(Stored items)

▶

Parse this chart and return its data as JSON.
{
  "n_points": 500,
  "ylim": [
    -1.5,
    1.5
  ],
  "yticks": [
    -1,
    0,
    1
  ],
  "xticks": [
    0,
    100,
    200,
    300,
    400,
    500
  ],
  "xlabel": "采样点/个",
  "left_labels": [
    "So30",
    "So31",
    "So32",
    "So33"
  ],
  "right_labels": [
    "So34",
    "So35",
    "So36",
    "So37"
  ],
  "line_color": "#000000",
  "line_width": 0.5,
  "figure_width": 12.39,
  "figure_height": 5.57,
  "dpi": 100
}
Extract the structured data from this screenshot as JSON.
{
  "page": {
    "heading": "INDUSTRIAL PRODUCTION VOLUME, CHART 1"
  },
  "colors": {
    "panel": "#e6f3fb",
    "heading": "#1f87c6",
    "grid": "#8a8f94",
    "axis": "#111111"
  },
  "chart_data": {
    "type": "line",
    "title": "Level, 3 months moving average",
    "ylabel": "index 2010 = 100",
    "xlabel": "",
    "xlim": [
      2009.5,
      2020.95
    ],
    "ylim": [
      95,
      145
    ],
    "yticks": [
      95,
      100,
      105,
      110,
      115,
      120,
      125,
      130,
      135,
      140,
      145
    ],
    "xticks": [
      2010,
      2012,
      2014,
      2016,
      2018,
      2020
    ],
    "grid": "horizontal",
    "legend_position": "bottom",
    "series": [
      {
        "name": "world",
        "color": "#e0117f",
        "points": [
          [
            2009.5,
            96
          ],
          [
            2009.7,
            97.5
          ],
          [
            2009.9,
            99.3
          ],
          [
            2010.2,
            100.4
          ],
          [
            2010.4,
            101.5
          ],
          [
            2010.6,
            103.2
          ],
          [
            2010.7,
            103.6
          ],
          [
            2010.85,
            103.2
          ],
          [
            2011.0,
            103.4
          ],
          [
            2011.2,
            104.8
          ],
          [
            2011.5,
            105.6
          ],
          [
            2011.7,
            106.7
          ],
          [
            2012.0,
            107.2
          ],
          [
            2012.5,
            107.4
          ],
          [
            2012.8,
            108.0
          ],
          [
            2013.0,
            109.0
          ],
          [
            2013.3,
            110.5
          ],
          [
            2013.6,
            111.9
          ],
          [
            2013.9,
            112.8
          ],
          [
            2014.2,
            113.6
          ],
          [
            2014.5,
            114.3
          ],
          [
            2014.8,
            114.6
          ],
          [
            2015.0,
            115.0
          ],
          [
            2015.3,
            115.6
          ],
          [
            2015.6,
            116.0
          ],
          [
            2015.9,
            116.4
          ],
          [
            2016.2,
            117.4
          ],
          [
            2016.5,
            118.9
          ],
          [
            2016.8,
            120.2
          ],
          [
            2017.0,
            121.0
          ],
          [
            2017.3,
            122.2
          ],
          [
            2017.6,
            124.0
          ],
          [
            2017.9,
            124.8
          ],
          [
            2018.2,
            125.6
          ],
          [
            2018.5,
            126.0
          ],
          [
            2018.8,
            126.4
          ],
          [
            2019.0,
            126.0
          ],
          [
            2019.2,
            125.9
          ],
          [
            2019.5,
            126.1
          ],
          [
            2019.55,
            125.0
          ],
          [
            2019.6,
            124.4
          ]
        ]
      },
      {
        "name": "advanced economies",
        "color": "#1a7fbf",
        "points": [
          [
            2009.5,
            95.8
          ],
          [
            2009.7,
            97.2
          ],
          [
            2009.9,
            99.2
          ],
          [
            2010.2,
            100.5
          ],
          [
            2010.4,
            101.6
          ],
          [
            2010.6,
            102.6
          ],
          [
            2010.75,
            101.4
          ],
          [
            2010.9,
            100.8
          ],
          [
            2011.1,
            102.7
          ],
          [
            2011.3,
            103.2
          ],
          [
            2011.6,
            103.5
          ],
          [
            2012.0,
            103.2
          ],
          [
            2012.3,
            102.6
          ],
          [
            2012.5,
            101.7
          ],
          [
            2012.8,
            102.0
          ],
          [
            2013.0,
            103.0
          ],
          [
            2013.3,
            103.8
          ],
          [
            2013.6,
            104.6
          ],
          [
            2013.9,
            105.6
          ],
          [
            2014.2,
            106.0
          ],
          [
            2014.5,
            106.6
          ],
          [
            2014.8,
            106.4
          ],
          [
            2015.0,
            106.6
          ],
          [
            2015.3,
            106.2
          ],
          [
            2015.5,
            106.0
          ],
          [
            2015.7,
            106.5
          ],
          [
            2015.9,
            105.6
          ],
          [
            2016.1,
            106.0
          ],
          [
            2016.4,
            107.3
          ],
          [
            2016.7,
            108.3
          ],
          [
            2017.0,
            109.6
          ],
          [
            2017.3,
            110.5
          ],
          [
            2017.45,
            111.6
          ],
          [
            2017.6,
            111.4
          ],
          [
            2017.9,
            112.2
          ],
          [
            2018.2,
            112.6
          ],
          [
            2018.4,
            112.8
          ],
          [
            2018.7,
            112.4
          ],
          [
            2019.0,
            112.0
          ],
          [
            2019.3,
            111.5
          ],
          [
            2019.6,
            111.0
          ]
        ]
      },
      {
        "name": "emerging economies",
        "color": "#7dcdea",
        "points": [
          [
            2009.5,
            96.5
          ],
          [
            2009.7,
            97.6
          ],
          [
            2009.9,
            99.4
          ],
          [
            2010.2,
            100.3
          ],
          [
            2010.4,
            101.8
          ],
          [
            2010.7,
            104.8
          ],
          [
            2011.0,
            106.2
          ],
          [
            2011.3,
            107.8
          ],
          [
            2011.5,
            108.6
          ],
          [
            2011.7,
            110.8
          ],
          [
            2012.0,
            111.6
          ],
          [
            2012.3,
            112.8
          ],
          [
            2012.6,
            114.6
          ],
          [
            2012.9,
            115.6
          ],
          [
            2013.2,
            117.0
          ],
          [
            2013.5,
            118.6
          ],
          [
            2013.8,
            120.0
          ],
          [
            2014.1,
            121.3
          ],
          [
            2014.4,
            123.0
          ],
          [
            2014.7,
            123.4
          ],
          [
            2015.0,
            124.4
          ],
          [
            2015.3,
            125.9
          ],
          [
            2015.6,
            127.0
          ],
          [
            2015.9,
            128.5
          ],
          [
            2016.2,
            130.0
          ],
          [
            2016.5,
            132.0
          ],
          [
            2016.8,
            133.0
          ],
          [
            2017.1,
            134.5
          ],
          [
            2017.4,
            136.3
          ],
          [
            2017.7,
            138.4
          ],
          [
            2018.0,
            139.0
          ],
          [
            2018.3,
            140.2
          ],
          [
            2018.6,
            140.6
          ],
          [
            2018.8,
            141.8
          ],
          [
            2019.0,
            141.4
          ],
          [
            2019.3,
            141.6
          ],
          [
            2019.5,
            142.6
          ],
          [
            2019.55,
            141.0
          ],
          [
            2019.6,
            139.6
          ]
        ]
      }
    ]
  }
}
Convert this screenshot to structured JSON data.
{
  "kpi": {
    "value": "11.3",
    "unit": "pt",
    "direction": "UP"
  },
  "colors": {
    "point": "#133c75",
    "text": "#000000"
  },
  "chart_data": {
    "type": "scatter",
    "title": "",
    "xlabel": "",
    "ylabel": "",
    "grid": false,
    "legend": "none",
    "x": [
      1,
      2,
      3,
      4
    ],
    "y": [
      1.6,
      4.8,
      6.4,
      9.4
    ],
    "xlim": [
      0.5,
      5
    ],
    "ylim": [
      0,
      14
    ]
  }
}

◀

**WHAT YOU SHOULD DO**
Copy the material above, line for line.

**RESPONSE BELOW**
Parse this chart and return its data as JSON.
{
  "n_points": 500,
  "ylim": [
    -1.5,
    1.5
  ],
  "yticks": [
    -1,
    0,
    1
  ],
  "xticks": [
    0,
    100,
    200,
    300,
    400,
    500
  ],
  "xlabel": "采样点/个",
  "left_labels": [
    "So30",
    "So31",
    "So32",
    "So33"
  ],
  "right_labels": [
    "So34",
    "So35",
    "So36",
    "So37"
  ],
  "line_color": "#000000",
  "line_width": 0.5,
  "figure_width": 12.39,
  "figure_height": 5.57,
  "dpi": 100
}
Extract the structured data from this screenshot as JSON.
{
  "page": {
    "heading": "INDUSTRIAL PRODUCTION VOLUME, CHART 1"
  },
  "colors": {
    "panel": "#e6f3fb",
    "heading": "#1f87c6",
    "grid": "#8a8f94",
    "axis": "#111111"
  },
  "chart_data": {
    "type": "line",
    "title": "Level, 3 months moving average",
    "ylabel": "index 2010 = 100",
    "xlabel": "",
    "xlim": [
      2009.5,
      2020.95
    ],
    "ylim": [
      95,
      145
    ],
    "yticks": [
      95,
      100,
      105,
      110,
      115,
      120,
      125,
      130,
      135,
      140,
      145
    ],
    "xticks": [
      2010,
      2012,
      2014,
      2016,
      2018,
      2020
    ],
    "grid": "horizontal",
    "legend_position": "bottom",
    "series": [
      {
        "name": "world",
        "color": "#e0117f",
        "points": [
          [
            2009.5,
            96
          ],
          [
            2009.7,
            97.5
          ],
          [
            2009.9,
            99.3
          ],
          [
            2010.2,
            100.4
          ],
          [
            2010.4,
            101.5
          ],
          [
            2010.6,
            103.2
          ],
          [
            2010.7,
            103.6
          ],
          [
            2010.85,
            103.2
          ],
          [
            2011.0,
            103.4
          ],
          [
            2011.2,
            104.8
          ],
          [
            2011.5,
            105.6
          ],
          [
            2011.7,
            106.7
          ],
          [
            2012.0,
            107.2
          ],
          [
            2012.5,
            107.4
          ],
          [
            2012.8,
            108.0
          ],
          [
            2013.0,
            109.0
          ],
          [
            2013.3,
            110.5
          ],
          [
            2013.6,
            111.9
          ],
          [
            2013.9,
            112.8
          ],
          [
            2014.2,
            113.6
          ],
          [
            2014.5,
            114.3
          ],
          [
            2014.8,
            114.6
          ],
          [
            2015.0,
            115.0
          ],
          [
            2015.3,
            115.6
          ],
          [
            2015.6,
            116.0
          ],
          [
            2015.9,
            116.4
          ],
          [
            2016.2,
            117.4
          ],
          [
            2016.5,
            118.9
          ],
          [
            2016.8,
            120.2
          ],
          [
            2017.0,
            121.0
          ],
          [
            2017.3,
            122.2
          ],
          [
            2017.6,
            124.0
          ],
          [
            2017.9,
            124.8
          ],
          [
            2018.2,
            125.6
          ],
          [
            2018.5,
            126.0
          ],
          [
            2018.8,
            126.4
          ],
          [
            2019.0,
            126.0
          ],
          [
            2019.2,
            125.9
          ],
          [
            2019.5,
            126.1
          ],
          [
            2019.55,
            125.0
          ],
          [
            2019.6,
            124.4
          ]
        ]
      },
      {
        "name": "advanced economies",
        "color": "#1a7fbf",
        "points": [
          [
            2009.5,
            95.8
          ],
          [
            2009.7,
            97.2
          ],
          [
            2009.9,
            99.2
          ],
          [
            2010.2,
            100.5
          ],
          [
            2010.4,
            101.6
          ],
          [
            2010.6,
            102.6
          ],
          [
            2010.75,
            101.4
          ],
          [
            2010.9,
            100.8
          ],
          [
            2011.1,
            102.7
          ],
          [
            2011.3,
            103.2
          ],
          [
            2011.6,
            103.5
          ],
          [
            2012.0,
            103.2
          ],
          [
            2012.3,
            102.6
          ],
          [
            2012.5,
            101.7
          ],
          [
            2012.8,
            102.0
          ],
          [
            2013.0,
            103.0
          ],
          [
            2013.3,
            103.8
          ],
          [
            2013.6,
            104.6
          ],
          [
            2013.9,
            105.6
          ],
          [
            2014.2,
            106.0
          ],
          [
            2014.5,
            106.6
          ],
          [
            2014.8,
            106.4
          ],
          [
            2015.0,
            106.6
          ],
          [
            2015.3,
            106.2
          ],
          [
            2015.5,
            106.0
          ],
          [
            2015.7,
            106.5
          ],
          [
            2015.9,
            105.6
          ],
          [
            2016.1,
            106.0
          ],
          [
            2016.4,
            107.3
          ],
          [
            2016.7,
            108.3
          ],
          [
            2017.0,
            109.6
          ],
          [
            2017.3,
            110.5
          ],
          [
            2017.45,
            111.6
          ],
          [
            2017.6,
            111.4
          ],
          [
            2017.9,
            112.2
          ],
          [
            2018.2,
            112.6
          ],
          [
            2018.4,
            112.8
          ],
          [
            2018.7,
            112.4
          ],
          [
            2019.0,
            112.0
          ],
          [
            2019.3,
            111.5
          ],
          [
            2019.6,
            111.0
          ]
        ]
      },
      {
        "name": "emerging economies",
        "color": "#7dcdea",
        "points": [
          [
            2009.5,
            96.5
          ],
          [
            2009.7,
            97.6
          ],
          [
            2009.9,
            99.4
          ],
          [
            2010.2,
            100.3
          ],
          [
            2010.4,
            101.8
          ],
          [
            2010.7,
            104.8
          ],
          [
            2011.0,
            106.2
          ],
          [
            2011.3,
            107.8
          ],
          [
            2011.5,
            108.6
          ],
          [
            2011.7,
            110.8
          ],
          [
            2012.0,
            111.6
          ],
          [
            2012.3,
            112.8
          ],
          [
            2012.6,
            114.6
          ],
          [
            2012.9,
            115.6
          ],
          [
            2013.2,
            117.0
          ],
          [
            2013.5,
            118.6
          ],
          [
            2013.8,
            120.0
          ],
          [
            2014.1,
            121.3
          ],
          [
            2014.4,
            123.0
          ],
          [
            2014.7,
            123.4
          ],
          [
            2015.0,
            124.4
          ],
          [
            2015.3,
            125.9
          ],
          [
            2015.6,
            127.0
          ],
          [
            2015.9,
            128.5
          ],
          [
            2016.2,
            130.0
          ],
          [
            2016.5,
            132.0
          ],
          [
            2016.8,
            133.0
          ],
          [
            2017.1,
            134.5
          ],
          [
            2017.4,
            136.3
          ],
          [
            2017.7,
            138.4
          ],
          [
            2018.0,
            139.0
          ],
          [
            2018.3,
            140.2
          ],
          [
            2018.6,
            140.6
          ],
          [
            2018.8,
            141.8
          ],
          [
            2019.0,
            141.4
          ],
          [
            2019.3,
            141.6
          ],
          [
            2019.5,
            142.6
          ],
          [
            2019.55,
            141.0
          ],
          [
            2019.6,
            139.6
          ]
        ]
      }
    ]
  }
}
Convert this screenshot to structured JSON data.
{
  "kpi": {
    "value": "11.3",
    "unit": "pt",
    "direction": "UP"
  },
  "colors": {
    "point": "#133c75",
    "text": "#000000"
  },
  "chart_data": {
    "type": "scatter",
    "title": "",
    "xlabel": "",
    "ylabel": "",
    "grid": false,
    "legend": "none",
    "x": [
      1,
      2,
      3,
      4
    ],
    "y": [
      1.6,
      4.8,
      6.4,
      9.4
    ],
    "xlim": [
      0.5,
      5
    ],
    "ylim": [
      0,
      14
    ]
  }
}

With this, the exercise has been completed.